(Stored entries)
-- -- --

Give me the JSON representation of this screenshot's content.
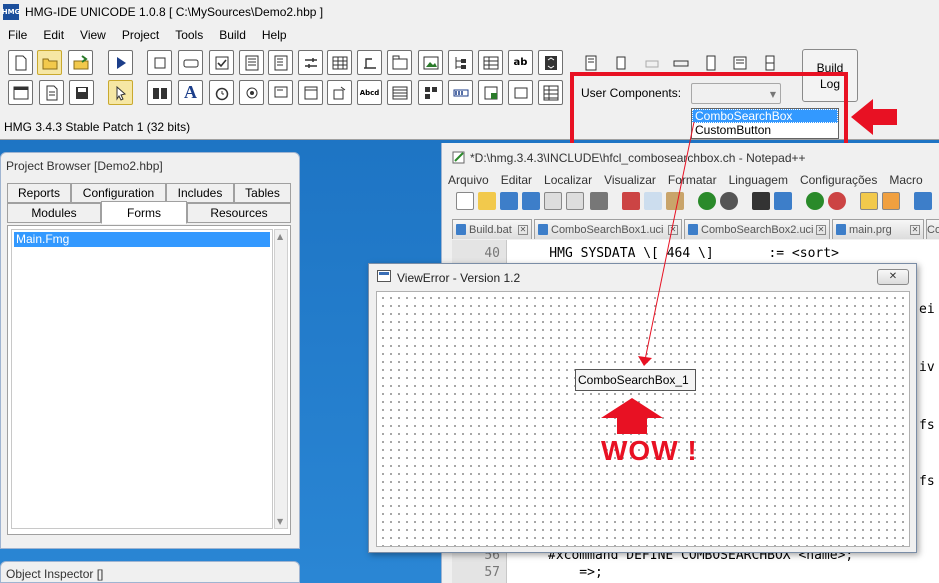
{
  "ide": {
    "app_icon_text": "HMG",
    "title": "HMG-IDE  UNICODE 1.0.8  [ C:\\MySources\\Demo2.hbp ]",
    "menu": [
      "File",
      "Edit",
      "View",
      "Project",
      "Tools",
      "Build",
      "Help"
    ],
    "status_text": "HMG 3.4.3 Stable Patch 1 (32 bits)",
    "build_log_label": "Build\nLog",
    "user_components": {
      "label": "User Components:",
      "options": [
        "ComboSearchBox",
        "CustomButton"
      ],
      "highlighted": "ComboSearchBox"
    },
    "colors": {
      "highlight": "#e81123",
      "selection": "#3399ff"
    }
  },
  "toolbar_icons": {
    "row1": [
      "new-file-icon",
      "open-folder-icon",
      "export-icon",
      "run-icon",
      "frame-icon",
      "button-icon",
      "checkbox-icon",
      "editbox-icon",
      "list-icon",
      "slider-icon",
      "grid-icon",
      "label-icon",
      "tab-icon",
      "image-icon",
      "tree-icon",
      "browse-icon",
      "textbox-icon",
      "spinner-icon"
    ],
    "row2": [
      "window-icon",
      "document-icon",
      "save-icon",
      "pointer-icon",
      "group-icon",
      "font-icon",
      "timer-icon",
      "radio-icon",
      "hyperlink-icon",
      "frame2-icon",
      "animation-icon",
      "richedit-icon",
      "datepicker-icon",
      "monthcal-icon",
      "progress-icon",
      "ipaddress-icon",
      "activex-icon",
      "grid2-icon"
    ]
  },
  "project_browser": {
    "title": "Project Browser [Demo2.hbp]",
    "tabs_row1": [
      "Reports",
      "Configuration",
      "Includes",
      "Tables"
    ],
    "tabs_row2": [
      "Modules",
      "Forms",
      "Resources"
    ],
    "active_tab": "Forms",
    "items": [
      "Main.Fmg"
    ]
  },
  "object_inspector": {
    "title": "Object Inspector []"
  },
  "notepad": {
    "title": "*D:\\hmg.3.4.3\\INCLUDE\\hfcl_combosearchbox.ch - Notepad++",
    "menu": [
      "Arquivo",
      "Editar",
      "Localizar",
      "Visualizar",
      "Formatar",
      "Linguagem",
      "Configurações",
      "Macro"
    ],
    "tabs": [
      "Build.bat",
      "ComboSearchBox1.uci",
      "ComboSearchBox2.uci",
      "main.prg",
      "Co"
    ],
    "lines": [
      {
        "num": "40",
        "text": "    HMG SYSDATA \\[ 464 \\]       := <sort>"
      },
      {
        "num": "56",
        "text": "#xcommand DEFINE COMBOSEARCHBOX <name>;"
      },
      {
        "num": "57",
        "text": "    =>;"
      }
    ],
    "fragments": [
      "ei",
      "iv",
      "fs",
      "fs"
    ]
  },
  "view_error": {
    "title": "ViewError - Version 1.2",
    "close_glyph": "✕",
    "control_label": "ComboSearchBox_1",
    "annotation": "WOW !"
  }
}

-- -- --

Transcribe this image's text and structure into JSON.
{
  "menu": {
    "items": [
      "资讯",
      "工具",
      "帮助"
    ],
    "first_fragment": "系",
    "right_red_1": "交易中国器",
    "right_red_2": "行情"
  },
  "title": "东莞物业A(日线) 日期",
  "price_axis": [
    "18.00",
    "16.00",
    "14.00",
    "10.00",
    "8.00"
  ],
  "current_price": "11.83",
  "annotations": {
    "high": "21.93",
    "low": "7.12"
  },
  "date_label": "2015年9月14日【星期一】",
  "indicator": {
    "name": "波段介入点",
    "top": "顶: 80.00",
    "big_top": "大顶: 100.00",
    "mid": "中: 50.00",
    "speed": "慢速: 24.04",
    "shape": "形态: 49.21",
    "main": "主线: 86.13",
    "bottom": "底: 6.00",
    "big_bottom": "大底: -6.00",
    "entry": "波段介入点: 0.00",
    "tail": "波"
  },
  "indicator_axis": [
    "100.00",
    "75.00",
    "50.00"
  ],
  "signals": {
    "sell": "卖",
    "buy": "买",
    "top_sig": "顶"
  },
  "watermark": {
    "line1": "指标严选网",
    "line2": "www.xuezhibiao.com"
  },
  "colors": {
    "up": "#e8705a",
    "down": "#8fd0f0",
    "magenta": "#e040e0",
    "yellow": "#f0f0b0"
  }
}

-- -- --

Exercise:
Pull out each line of the records holding the string "title".

Answer to this problem:
    "title": "HMG-IDE  UNICODE 1.0.8  [ C:\\MySources\\Demo2.hbp ]",
    "title": "Project Browser [Demo2.hbp]",
    "title": "Object Inspector []"
    "title": "*D:\\hmg.3.4.3\\INCLUDE\\hfcl_combosearchbox.ch - Notepad++",
    "title": "ViewError - Version 1.2",
  "title": "东莞物业A(日线) 日期",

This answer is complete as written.